Make an exact copy of the entries below with the pictures removed.
^^^^^^^^
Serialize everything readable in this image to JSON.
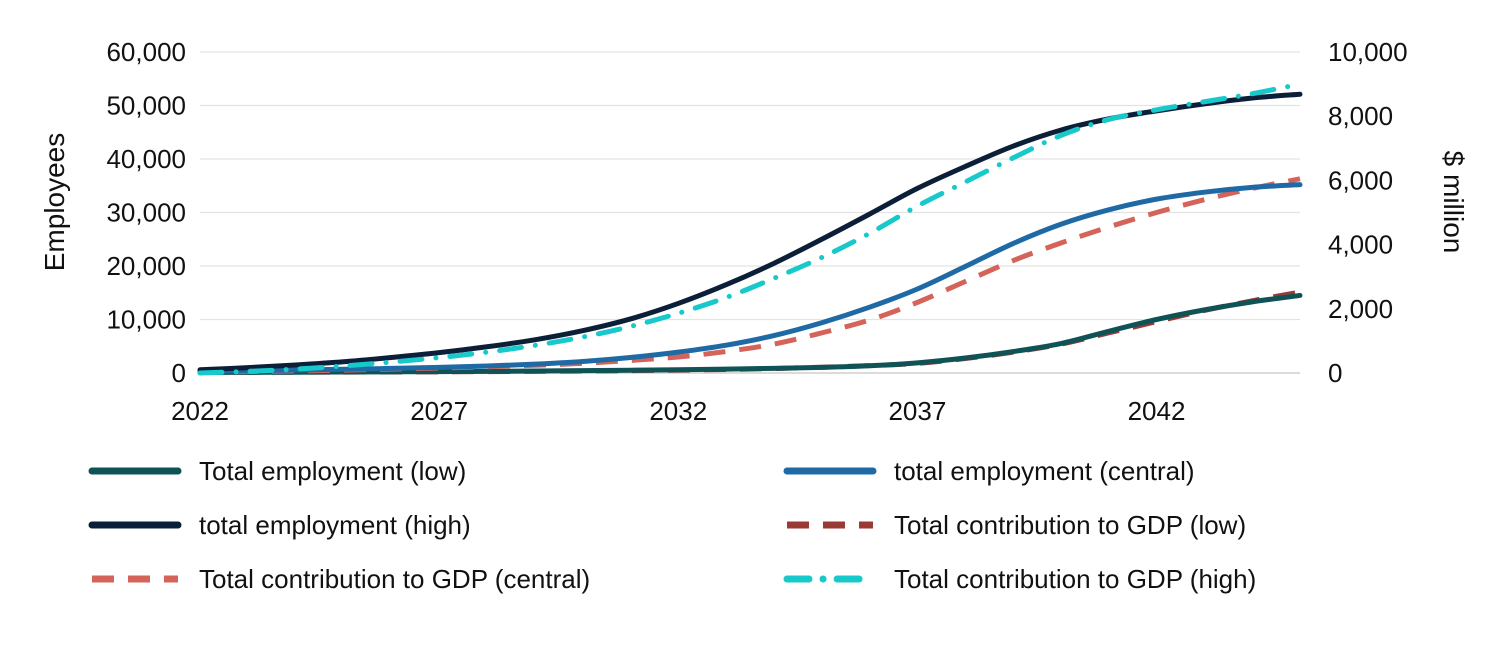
{
  "chart_data": {
    "type": "line",
    "xlim": [
      2022,
      2045
    ],
    "x_ticks": [
      "2022",
      "2027",
      "2032",
      "2037",
      "2042"
    ],
    "y_left": {
      "label": "Employees",
      "lim": [
        0,
        60000
      ],
      "ticks": [
        "0",
        "10,000",
        "20,000",
        "30,000",
        "40,000",
        "50,000",
        "60,000"
      ]
    },
    "y_right": {
      "label": "$ million",
      "lim": [
        0,
        10000
      ],
      "ticks": [
        "0",
        "2,000",
        "4,000",
        "6,000",
        "8,000",
        "10,000"
      ]
    },
    "grid": "horizontal",
    "legend_position": "bottom",
    "x": [
      2022,
      2023,
      2024,
      2025,
      2026,
      2027,
      2028,
      2029,
      2030,
      2031,
      2032,
      2033,
      2034,
      2035,
      2036,
      2037,
      2038,
      2039,
      2040,
      2041,
      2042,
      2043,
      2044,
      2045
    ],
    "series": [
      {
        "name": "Total employment (low)",
        "axis": "left",
        "color": "#0f5356",
        "dash": "solid",
        "values": [
          100,
          120,
          150,
          180,
          220,
          260,
          310,
          370,
          440,
          520,
          610,
          720,
          870,
          1050,
          1350,
          1900,
          2800,
          4000,
          5500,
          7800,
          10000,
          11800,
          13300,
          14500
        ]
      },
      {
        "name": "total employment (central)",
        "axis": "left",
        "color": "#1f6aa5",
        "dash": "solid",
        "values": [
          300,
          420,
          550,
          700,
          860,
          1050,
          1300,
          1650,
          2150,
          2900,
          3900,
          5200,
          7000,
          9400,
          12300,
          15700,
          19900,
          24200,
          27800,
          30500,
          32500,
          33800,
          34700,
          35200
        ]
      },
      {
        "name": "total employment (high)",
        "axis": "left",
        "color": "#0c1f38",
        "dash": "solid",
        "values": [
          600,
          1000,
          1500,
          2100,
          2900,
          3800,
          4900,
          6200,
          7900,
          10100,
          13000,
          16500,
          20500,
          25000,
          29700,
          34500,
          38600,
          42400,
          45400,
          47500,
          49000,
          50300,
          51400,
          52100
        ]
      },
      {
        "name": "Total contribution to GDP (low)",
        "axis": "right",
        "color": "#9b3a35",
        "dash": "long",
        "values": [
          20,
          22,
          25,
          28,
          32,
          37,
          43,
          52,
          62,
          75,
          90,
          110,
          140,
          180,
          230,
          300,
          450,
          650,
          900,
          1250,
          1600,
          1950,
          2250,
          2520
        ]
      },
      {
        "name": "Total contribution to GDP (central)",
        "axis": "right",
        "color": "#d4645a",
        "dash": "long",
        "values": [
          30,
          45,
          65,
          90,
          120,
          155,
          195,
          240,
          300,
          390,
          500,
          670,
          900,
          1250,
          1650,
          2200,
          2850,
          3500,
          4050,
          4550,
          5000,
          5400,
          5750,
          6050
        ]
      },
      {
        "name": "Total contribution to GDP (high)",
        "axis": "right",
        "color": "#18c9cc",
        "dash": "dashdot",
        "values": [
          0,
          50,
          120,
          220,
          340,
          480,
          650,
          860,
          1120,
          1450,
          1860,
          2350,
          2950,
          3600,
          4350,
          5200,
          5950,
          6700,
          7400,
          7900,
          8200,
          8450,
          8700,
          9000
        ]
      }
    ]
  }
}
^^^^^^^^
## Exercise response:
Serialize everything readable in this image to JSON.
{
  "chart_data": {
    "type": "line",
    "xlim": [
      2022,
      2045
    ],
    "x_ticks": [
      "2022",
      "2027",
      "2032",
      "2037",
      "2042"
    ],
    "y_left": {
      "label": "Employees",
      "lim": [
        0,
        60000
      ],
      "ticks": [
        "0",
        "10,000",
        "20,000",
        "30,000",
        "40,000",
        "50,000",
        "60,000"
      ]
    },
    "y_right": {
      "label": "$ million",
      "lim": [
        0,
        10000
      ],
      "ticks": [
        "0",
        "2,000",
        "4,000",
        "6,000",
        "8,000",
        "10,000"
      ]
    },
    "grid": "horizontal",
    "legend_position": "bottom",
    "x": [
      2022,
      2023,
      2024,
      2025,
      2026,
      2027,
      2028,
      2029,
      2030,
      2031,
      2032,
      2033,
      2034,
      2035,
      2036,
      2037,
      2038,
      2039,
      2040,
      2041,
      2042,
      2043,
      2044,
      2045
    ],
    "series": [
      {
        "name": "Total employment (low)",
        "axis": "left",
        "color": "#0f5356",
        "dash": "solid",
        "values": [
          100,
          120,
          150,
          180,
          220,
          260,
          310,
          370,
          440,
          520,
          610,
          720,
          870,
          1050,
          1350,
          1900,
          2800,
          4000,
          5500,
          7800,
          10000,
          11800,
          13300,
          14500
        ]
      },
      {
        "name": "total employment (central)",
        "axis": "left",
        "color": "#1f6aa5",
        "dash": "solid",
        "values": [
          300,
          420,
          550,
          700,
          860,
          1050,
          1300,
          1650,
          2150,
          2900,
          3900,
          5200,
          7000,
          9400,
          12300,
          15700,
          19900,
          24200,
          27800,
          30500,
          32500,
          33800,
          34700,
          35200
        ]
      },
      {
        "name": "total employment (high)",
        "axis": "left",
        "color": "#0c1f38",
        "dash": "solid",
        "values": [
          600,
          1000,
          1500,
          2100,
          2900,
          3800,
          4900,
          6200,
          7900,
          10100,
          13000,
          16500,
          20500,
          25000,
          29700,
          34500,
          38600,
          42400,
          45400,
          47500,
          49000,
          50300,
          51400,
          52100
        ]
      },
      {
        "name": "Total contribution to GDP (low)",
        "axis": "right",
        "color": "#9b3a35",
        "dash": "long",
        "values": [
          20,
          22,
          25,
          28,
          32,
          37,
          43,
          52,
          62,
          75,
          90,
          110,
          140,
          180,
          230,
          300,
          450,
          650,
          900,
          1250,
          1600,
          1950,
          2250,
          2520
        ]
      },
      {
        "name": "Total contribution to GDP (central)",
        "axis": "right",
        "color": "#d4645a",
        "dash": "long",
        "values": [
          30,
          45,
          65,
          90,
          120,
          155,
          195,
          240,
          300,
          390,
          500,
          670,
          900,
          1250,
          1650,
          2200,
          2850,
          3500,
          4050,
          4550,
          5000,
          5400,
          5750,
          6050
        ]
      },
      {
        "name": "Total contribution to GDP (high)",
        "axis": "right",
        "color": "#18c9cc",
        "dash": "dashdot",
        "values": [
          0,
          50,
          120,
          220,
          340,
          480,
          650,
          860,
          1120,
          1450,
          1860,
          2350,
          2950,
          3600,
          4350,
          5200,
          5950,
          6700,
          7400,
          7900,
          8200,
          8450,
          8700,
          9000
        ]
      }
    ]
  }
}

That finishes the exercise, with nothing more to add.